Stored data
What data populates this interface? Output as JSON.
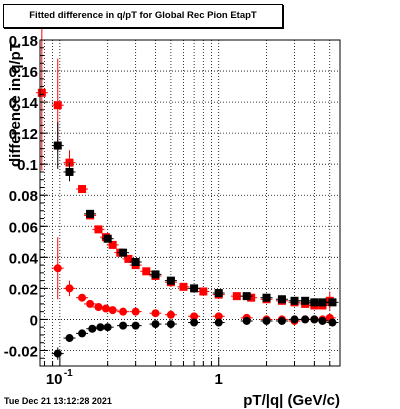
{
  "chart_data": {
    "type": "scatter",
    "title": "Fitted difference in q/pT for Global Rec Pion EtapT",
    "xlabel": "pT/|q| (GeV/c)",
    "ylabel": "difference in q/pT",
    "x_scale": "log",
    "xlim": [
      0.075,
      5.8
    ],
    "ylim": [
      -0.03,
      0.18
    ],
    "x_tick_labels": [
      "10^-1",
      "1"
    ],
    "y_ticks": [
      -0.02,
      0,
      0.02,
      0.04,
      0.06,
      0.08,
      0.1,
      0.12,
      0.14,
      0.16,
      0.18
    ],
    "y_tick_labels": [
      "-0.02",
      "0",
      "0.02",
      "0.04",
      "0.06",
      "0.08",
      "0.1",
      "0.12",
      "0.14",
      "0.16",
      "0.18"
    ],
    "grid": true,
    "series": [
      {
        "color": "#ff0000",
        "marker": "square",
        "x": [
          0.077,
          0.097,
          0.115,
          0.138,
          0.155,
          0.175,
          0.195,
          0.215,
          0.24,
          0.27,
          0.3,
          0.35,
          0.4,
          0.5,
          0.6,
          0.8,
          1.0,
          1.3,
          1.6,
          2.0,
          2.5,
          3.0,
          3.5,
          4.0,
          4.5,
          5.0
        ],
        "y": [
          0.146,
          0.138,
          0.101,
          0.084,
          0.067,
          0.058,
          0.053,
          0.048,
          0.043,
          0.039,
          0.035,
          0.031,
          0.028,
          0.024,
          0.021,
          0.018,
          0.016,
          0.015,
          0.014,
          0.013,
          0.012,
          0.011,
          0.01,
          0.009,
          0.009,
          0.012
        ],
        "yerr": [
          0.05,
          0.03,
          0.008,
          0.002,
          0.0015,
          0.001,
          0.001,
          0.001,
          0.001,
          0.001,
          0.001,
          0.001,
          0.001,
          0.001,
          0.001,
          0.001,
          0.001,
          0.001,
          0.001,
          0.001,
          0.001,
          0.001,
          0.001,
          0.001,
          0.001,
          0.006
        ]
      },
      {
        "color": "#000000",
        "marker": "square",
        "x": [
          0.097,
          0.115,
          0.155,
          0.2,
          0.25,
          0.3,
          0.4,
          0.5,
          0.7,
          1.0,
          1.5,
          2.0,
          2.5,
          3.0,
          3.5,
          4.0,
          4.5,
          5.2
        ],
        "y": [
          0.112,
          0.095,
          0.068,
          0.052,
          0.043,
          0.037,
          0.029,
          0.025,
          0.02,
          0.017,
          0.015,
          0.014,
          0.013,
          0.012,
          0.012,
          0.011,
          0.011,
          0.011
        ],
        "yerr": [
          0.015,
          0.006,
          0.002,
          0.001,
          0.001,
          0.001,
          0.001,
          0.001,
          0.001,
          0.001,
          0.001,
          0.001,
          0.001,
          0.001,
          0.001,
          0.001,
          0.001,
          0.002
        ]
      },
      {
        "color": "#ff0000",
        "marker": "circle",
        "x": [
          0.097,
          0.115,
          0.138,
          0.155,
          0.175,
          0.195,
          0.215,
          0.25,
          0.3,
          0.4,
          0.5,
          0.7,
          1.0,
          1.5,
          2.0,
          2.5,
          3.0,
          3.5,
          4.0,
          4.5,
          5.0
        ],
        "y": [
          0.033,
          0.02,
          0.014,
          0.01,
          0.008,
          0.007,
          0.006,
          0.005,
          0.005,
          0.004,
          0.003,
          0.002,
          0.002,
          0.001,
          0.0,
          0.0,
          -0.001,
          0.0,
          0.0,
          0.0,
          0.001
        ],
        "yerr": [
          0.02,
          0.005,
          0.002,
          0.001,
          0.001,
          0.001,
          0.001,
          0.001,
          0.001,
          0.001,
          0.001,
          0.001,
          0.001,
          0.001,
          0.001,
          0.001,
          0.001,
          0.001,
          0.001,
          0.001,
          0.002
        ]
      },
      {
        "color": "#000000",
        "marker": "circle",
        "x": [
          0.097,
          0.115,
          0.138,
          0.16,
          0.18,
          0.2,
          0.25,
          0.3,
          0.4,
          0.5,
          0.7,
          1.0,
          1.5,
          2.0,
          2.5,
          3.0,
          3.5,
          4.0,
          4.5,
          5.2
        ],
        "y": [
          -0.022,
          -0.012,
          -0.009,
          -0.006,
          -0.005,
          -0.005,
          -0.004,
          -0.004,
          -0.003,
          -0.003,
          -0.002,
          -0.002,
          -0.001,
          -0.001,
          -0.001,
          0.0,
          0.0,
          0.0,
          -0.001,
          -0.002
        ],
        "yerr": [
          0.004,
          0.002,
          0.001,
          0.001,
          0.001,
          0.001,
          0.001,
          0.001,
          0.001,
          0.001,
          0.001,
          0.001,
          0.001,
          0.001,
          0.001,
          0.001,
          0.001,
          0.001,
          0.001,
          0.002
        ]
      }
    ]
  },
  "footer": {
    "timestamp": "Tue Dec 21 13:12:28 2021"
  }
}
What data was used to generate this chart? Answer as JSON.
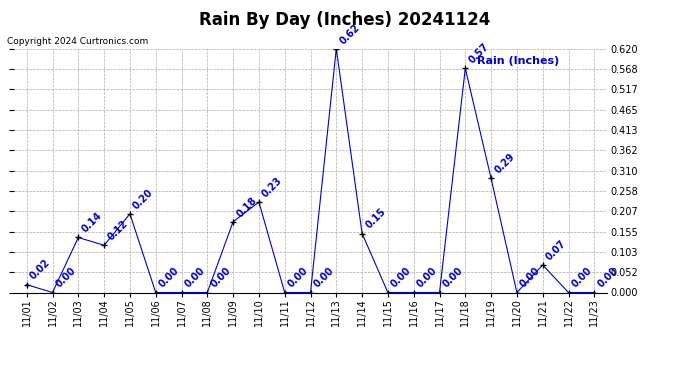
{
  "title": "Rain By Day (Inches) 20241124",
  "copyright": "Copyright 2024 Curtronics.com",
  "legend_label": "Rain (Inches)",
  "dates": [
    "11/01",
    "11/02",
    "11/03",
    "11/04",
    "11/05",
    "11/06",
    "11/07",
    "11/08",
    "11/09",
    "11/10",
    "11/11",
    "11/12",
    "11/13",
    "11/14",
    "11/15",
    "11/16",
    "11/17",
    "11/18",
    "11/19",
    "11/20",
    "11/21",
    "11/22",
    "11/23"
  ],
  "values": [
    0.02,
    0.0,
    0.14,
    0.12,
    0.2,
    0.0,
    0.0,
    0.0,
    0.18,
    0.23,
    0.0,
    0.0,
    0.62,
    0.15,
    0.0,
    0.0,
    0.0,
    0.57,
    0.29,
    0.0,
    0.07,
    0.0,
    0.0
  ],
  "line_color": "#0000cc",
  "marker_color": "#000000",
  "grid_color": "#aaaaaa",
  "background_color": "#ffffff",
  "title_fontsize": 12,
  "label_fontsize": 7,
  "annotation_fontsize": 7,
  "copyright_fontsize": 6.5,
  "legend_fontsize": 8,
  "ylim_min": 0.0,
  "ylim_max": 0.62,
  "yticks": [
    0.0,
    0.052,
    0.103,
    0.155,
    0.207,
    0.258,
    0.31,
    0.362,
    0.413,
    0.465,
    0.517,
    0.568,
    0.62
  ]
}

Exercise instructions
Among the entries above, how many lines hold the string "this"? Respond with nothing but the number.

Answer for the task
2